» **Supplied data**:
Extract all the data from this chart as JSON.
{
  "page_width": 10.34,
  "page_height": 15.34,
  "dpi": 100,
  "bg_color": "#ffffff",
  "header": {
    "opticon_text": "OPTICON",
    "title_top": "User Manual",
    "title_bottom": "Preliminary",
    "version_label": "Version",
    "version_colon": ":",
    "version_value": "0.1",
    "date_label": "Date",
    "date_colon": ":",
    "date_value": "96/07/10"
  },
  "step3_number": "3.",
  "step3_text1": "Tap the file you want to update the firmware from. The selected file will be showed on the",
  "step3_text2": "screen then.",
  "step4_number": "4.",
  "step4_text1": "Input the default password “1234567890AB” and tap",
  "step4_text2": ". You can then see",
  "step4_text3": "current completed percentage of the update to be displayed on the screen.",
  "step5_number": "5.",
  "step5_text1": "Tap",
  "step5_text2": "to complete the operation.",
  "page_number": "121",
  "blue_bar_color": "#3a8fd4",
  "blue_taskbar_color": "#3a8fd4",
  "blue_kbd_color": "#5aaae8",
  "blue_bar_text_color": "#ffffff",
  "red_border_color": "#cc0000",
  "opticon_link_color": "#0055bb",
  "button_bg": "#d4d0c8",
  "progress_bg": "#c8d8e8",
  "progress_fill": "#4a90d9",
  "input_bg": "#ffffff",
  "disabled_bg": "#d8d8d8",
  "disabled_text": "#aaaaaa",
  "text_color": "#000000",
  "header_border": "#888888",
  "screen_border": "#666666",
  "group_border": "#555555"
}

» **Task to complete**:
All of the data shown above must be copied exactly.

» **Answer in full**:
Extract all the data from this chart as JSON.
{
  "page_width": 10.34,
  "page_height": 15.34,
  "dpi": 100,
  "bg_color": "#ffffff",
  "header": {
    "opticon_text": "OPTICON",
    "title_top": "User Manual",
    "title_bottom": "Preliminary",
    "version_label": "Version",
    "version_colon": ":",
    "version_value": "0.1",
    "date_label": "Date",
    "date_colon": ":",
    "date_value": "96/07/10"
  },
  "step3_number": "3.",
  "step3_text1": "Tap the file you want to update the firmware from. The selected file will be showed on the",
  "step3_text2": "screen then.",
  "step4_number": "4.",
  "step4_text1": "Input the default password “1234567890AB” and tap",
  "step4_text2": ". You can then see",
  "step4_text3": "current completed percentage of the update to be displayed on the screen.",
  "step5_number": "5.",
  "step5_text1": "Tap",
  "step5_text2": "to complete the operation.",
  "page_number": "121",
  "blue_bar_color": "#3a8fd4",
  "blue_taskbar_color": "#3a8fd4",
  "blue_kbd_color": "#5aaae8",
  "blue_bar_text_color": "#ffffff",
  "red_border_color": "#cc0000",
  "opticon_link_color": "#0055bb",
  "button_bg": "#d4d0c8",
  "progress_bg": "#c8d8e8",
  "progress_fill": "#4a90d9",
  "input_bg": "#ffffff",
  "disabled_bg": "#d8d8d8",
  "disabled_text": "#aaaaaa",
  "text_color": "#000000",
  "header_border": "#888888",
  "screen_border": "#666666",
  "group_border": "#555555"
}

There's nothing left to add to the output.